**Exercise requirements**
Copy the items below word for word, beginning at the line that contains "action-button[interactable]: Value: [773, 235, 892, 270]" and stopping after the line that contains "load-button[interactable]: Load: [268, 120, 377, 156]".

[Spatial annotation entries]
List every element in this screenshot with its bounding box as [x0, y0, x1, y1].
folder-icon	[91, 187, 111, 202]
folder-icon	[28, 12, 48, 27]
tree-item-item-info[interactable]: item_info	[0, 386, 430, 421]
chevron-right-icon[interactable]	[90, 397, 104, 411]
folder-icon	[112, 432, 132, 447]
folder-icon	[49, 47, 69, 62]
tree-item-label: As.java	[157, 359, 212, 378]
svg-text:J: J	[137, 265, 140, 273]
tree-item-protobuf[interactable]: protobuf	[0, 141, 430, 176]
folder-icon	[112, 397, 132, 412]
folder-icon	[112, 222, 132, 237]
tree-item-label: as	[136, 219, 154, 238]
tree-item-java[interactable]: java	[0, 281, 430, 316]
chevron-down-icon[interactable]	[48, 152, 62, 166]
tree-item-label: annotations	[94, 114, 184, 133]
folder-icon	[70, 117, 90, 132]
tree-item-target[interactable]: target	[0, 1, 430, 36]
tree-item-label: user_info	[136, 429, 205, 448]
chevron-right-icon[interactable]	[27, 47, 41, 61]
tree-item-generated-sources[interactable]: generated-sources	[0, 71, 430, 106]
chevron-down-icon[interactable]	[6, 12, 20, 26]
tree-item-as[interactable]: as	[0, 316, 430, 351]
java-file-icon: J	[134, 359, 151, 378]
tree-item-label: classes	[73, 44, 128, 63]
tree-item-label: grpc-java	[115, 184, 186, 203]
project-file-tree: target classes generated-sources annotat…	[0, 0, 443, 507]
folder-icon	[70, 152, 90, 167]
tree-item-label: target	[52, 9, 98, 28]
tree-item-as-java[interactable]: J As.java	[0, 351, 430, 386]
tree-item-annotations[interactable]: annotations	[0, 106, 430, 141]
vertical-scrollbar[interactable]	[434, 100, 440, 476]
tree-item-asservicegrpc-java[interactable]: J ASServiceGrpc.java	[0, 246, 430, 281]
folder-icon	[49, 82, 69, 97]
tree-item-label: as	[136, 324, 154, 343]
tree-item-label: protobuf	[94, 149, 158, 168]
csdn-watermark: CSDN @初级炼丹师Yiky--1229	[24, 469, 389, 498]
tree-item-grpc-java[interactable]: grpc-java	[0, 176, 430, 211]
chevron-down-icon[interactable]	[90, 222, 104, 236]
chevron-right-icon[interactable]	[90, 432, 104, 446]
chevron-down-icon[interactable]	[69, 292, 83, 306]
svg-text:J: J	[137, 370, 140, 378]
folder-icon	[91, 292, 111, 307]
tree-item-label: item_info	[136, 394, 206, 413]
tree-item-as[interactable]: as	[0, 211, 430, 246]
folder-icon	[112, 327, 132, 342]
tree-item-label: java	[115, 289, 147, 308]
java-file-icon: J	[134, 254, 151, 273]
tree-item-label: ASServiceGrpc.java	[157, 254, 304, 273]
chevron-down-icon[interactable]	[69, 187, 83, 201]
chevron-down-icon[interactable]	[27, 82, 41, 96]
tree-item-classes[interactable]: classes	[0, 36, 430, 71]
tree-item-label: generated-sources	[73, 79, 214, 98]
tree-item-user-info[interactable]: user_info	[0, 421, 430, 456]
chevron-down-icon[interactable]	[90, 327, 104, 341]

==

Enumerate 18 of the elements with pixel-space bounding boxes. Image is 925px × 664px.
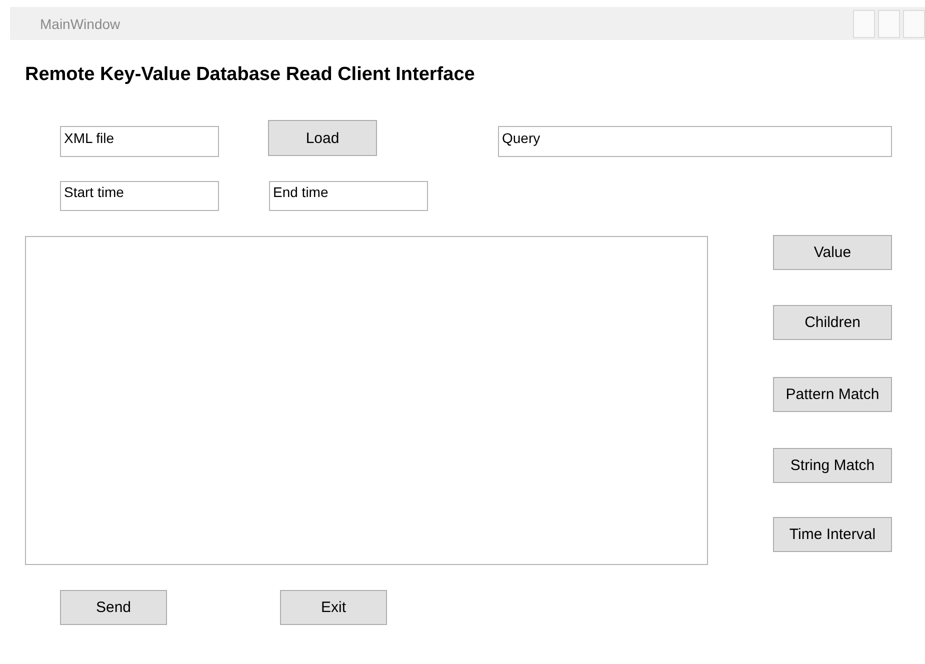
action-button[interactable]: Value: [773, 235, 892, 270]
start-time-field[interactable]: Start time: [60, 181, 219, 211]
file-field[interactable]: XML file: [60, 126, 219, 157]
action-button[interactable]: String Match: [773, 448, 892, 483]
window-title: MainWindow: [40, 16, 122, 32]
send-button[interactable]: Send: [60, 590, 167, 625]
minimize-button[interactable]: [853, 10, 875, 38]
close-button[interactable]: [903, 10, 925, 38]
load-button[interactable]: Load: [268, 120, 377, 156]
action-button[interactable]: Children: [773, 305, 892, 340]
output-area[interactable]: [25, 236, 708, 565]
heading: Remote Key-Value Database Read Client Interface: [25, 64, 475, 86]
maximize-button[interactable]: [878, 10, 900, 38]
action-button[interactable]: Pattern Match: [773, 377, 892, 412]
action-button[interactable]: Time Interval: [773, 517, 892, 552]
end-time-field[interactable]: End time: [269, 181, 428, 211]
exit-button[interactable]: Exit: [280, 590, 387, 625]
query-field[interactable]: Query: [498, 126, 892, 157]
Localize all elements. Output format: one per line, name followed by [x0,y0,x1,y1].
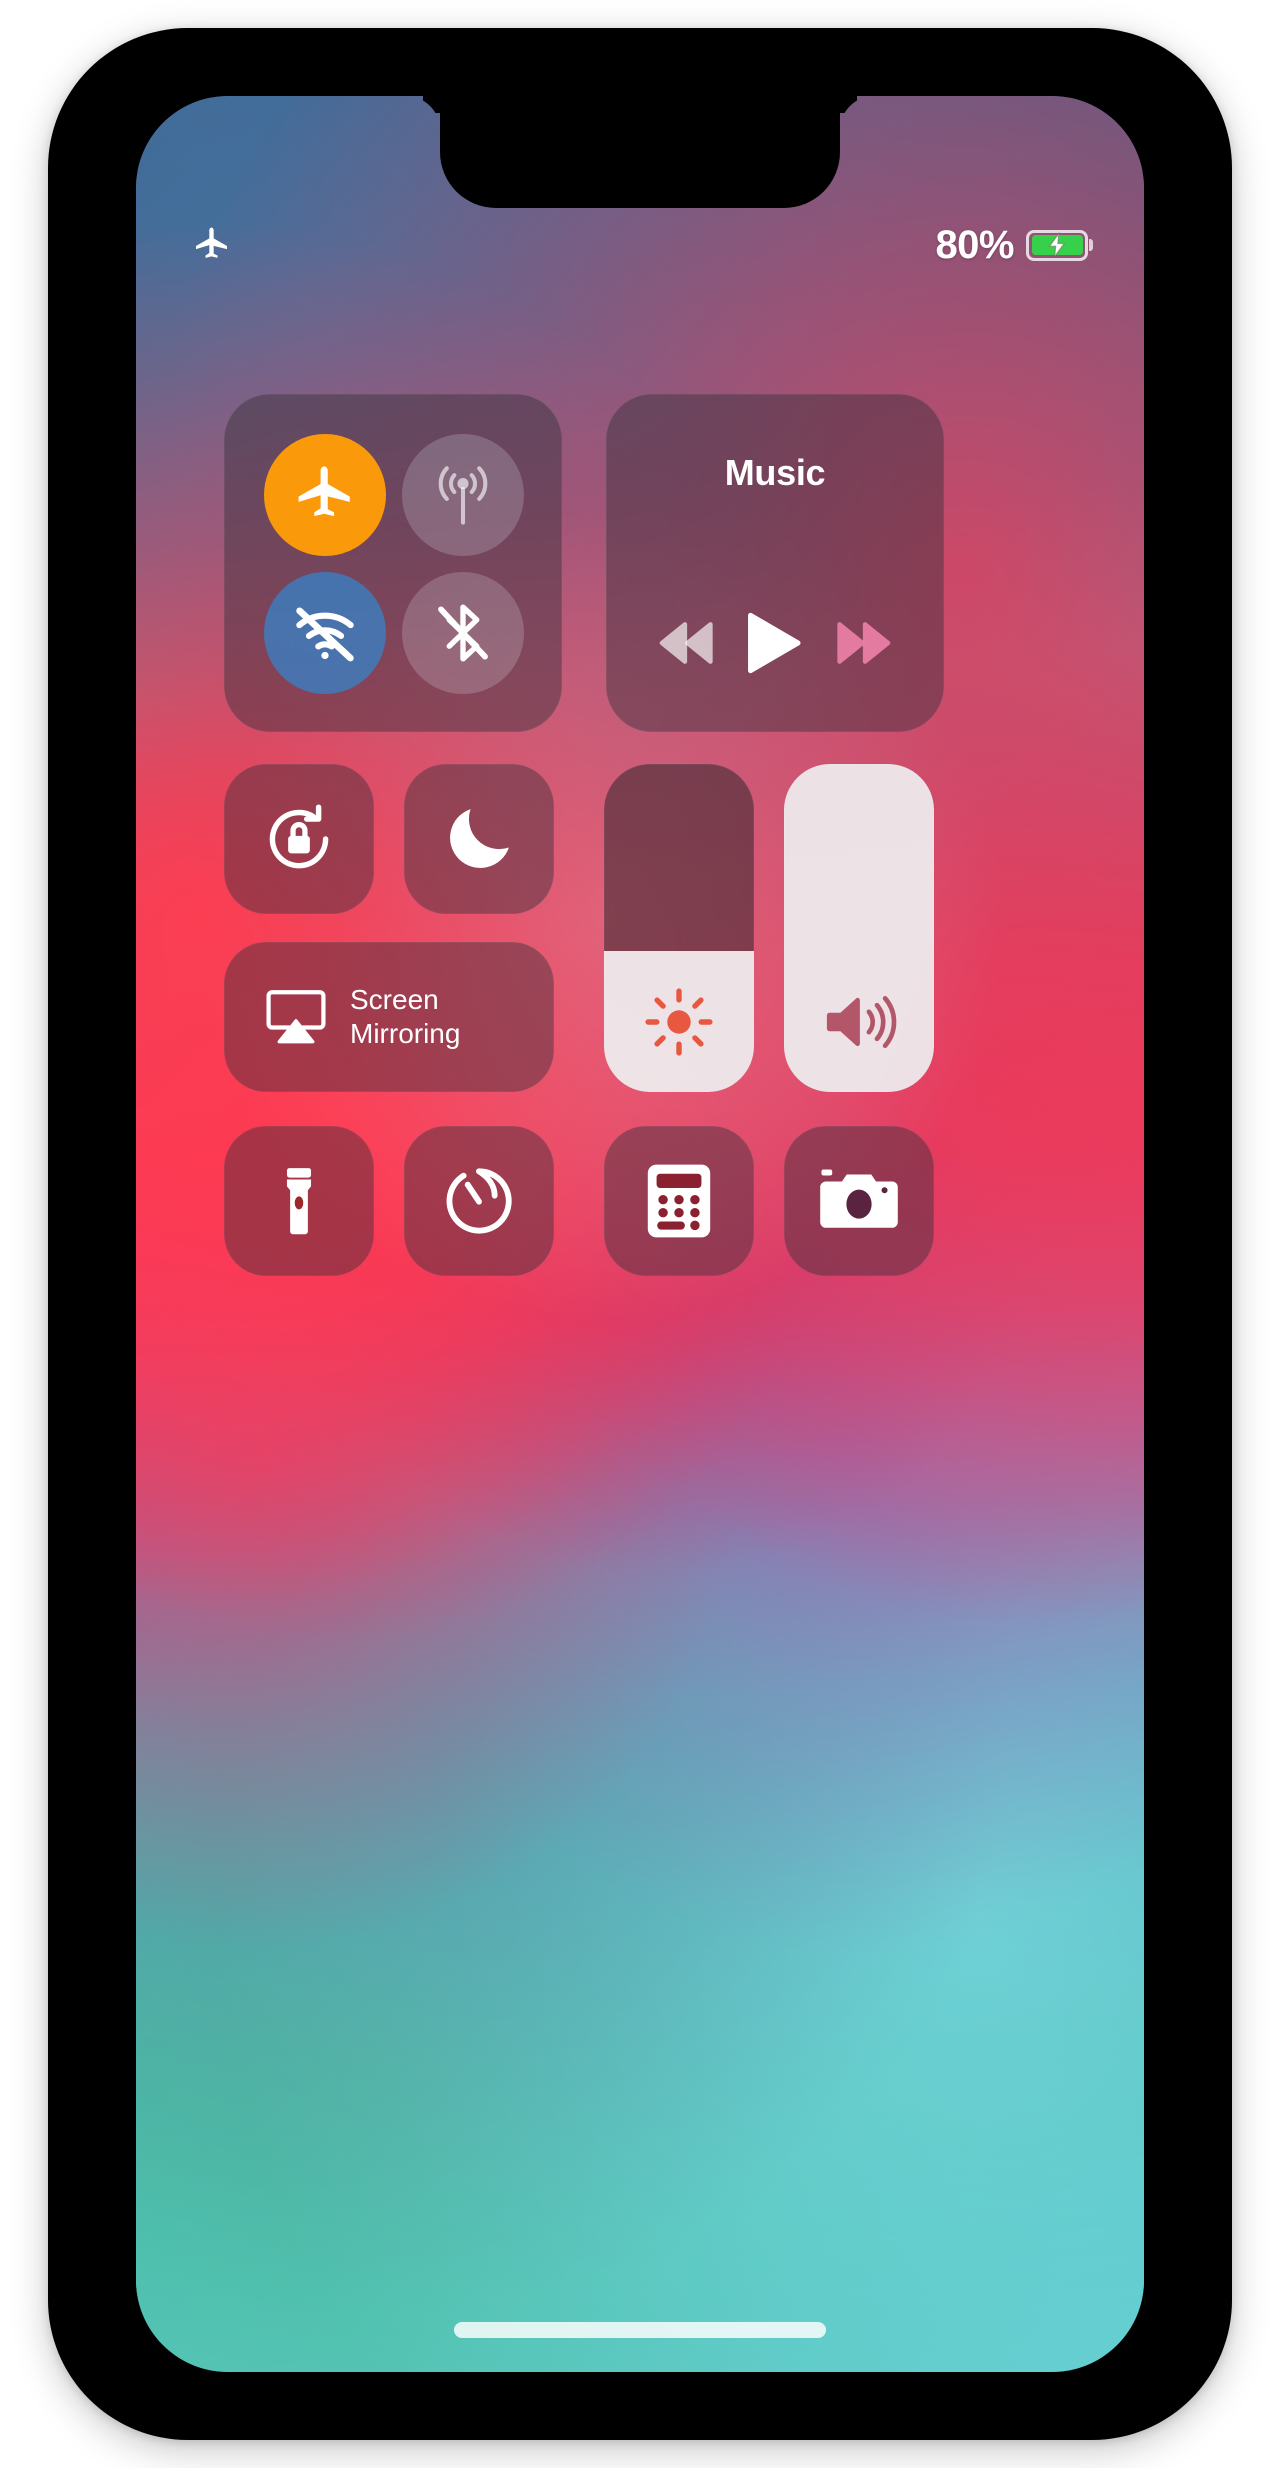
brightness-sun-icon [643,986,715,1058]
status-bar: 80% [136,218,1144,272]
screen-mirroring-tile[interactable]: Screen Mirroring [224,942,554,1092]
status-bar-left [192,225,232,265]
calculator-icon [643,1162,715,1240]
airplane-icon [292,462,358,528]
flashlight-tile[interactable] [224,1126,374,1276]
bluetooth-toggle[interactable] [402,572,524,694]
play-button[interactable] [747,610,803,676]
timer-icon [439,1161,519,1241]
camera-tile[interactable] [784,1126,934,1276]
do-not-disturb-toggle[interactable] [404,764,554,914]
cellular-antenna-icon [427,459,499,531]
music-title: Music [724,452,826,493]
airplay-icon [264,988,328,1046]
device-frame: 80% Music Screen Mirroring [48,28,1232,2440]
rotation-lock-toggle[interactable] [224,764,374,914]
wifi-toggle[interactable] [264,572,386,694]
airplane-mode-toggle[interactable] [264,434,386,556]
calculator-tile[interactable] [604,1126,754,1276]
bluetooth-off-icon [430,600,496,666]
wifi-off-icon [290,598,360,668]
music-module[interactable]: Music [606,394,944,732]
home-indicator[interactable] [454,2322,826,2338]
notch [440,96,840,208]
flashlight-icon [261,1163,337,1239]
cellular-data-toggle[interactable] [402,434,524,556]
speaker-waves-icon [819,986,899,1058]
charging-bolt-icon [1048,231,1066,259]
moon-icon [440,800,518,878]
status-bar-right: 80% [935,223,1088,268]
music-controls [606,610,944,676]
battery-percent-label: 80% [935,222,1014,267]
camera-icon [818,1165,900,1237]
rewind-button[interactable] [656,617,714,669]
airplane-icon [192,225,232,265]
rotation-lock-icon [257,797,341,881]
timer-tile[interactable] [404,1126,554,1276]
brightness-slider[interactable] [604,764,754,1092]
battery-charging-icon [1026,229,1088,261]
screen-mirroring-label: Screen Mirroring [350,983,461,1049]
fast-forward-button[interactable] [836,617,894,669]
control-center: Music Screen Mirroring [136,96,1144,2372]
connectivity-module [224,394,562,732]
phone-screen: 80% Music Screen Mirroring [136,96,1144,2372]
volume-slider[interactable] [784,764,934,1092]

**Exercise solution**
action-button[interactable]: Value: [773, 235, 892, 270]
start-time-field[interactable]: Start time: [60, 181, 219, 211]
file-field[interactable]: XML file: [60, 126, 219, 157]
action-button[interactable]: String Match: [773, 448, 892, 483]
window-title: MainWindow: [40, 16, 122, 32]
send-button[interactable]: Send: [60, 590, 167, 625]
minimize-button[interactable]: [853, 10, 875, 38]
close-button[interactable]: [903, 10, 925, 38]
load-button[interactable]: Load: [268, 120, 377, 156]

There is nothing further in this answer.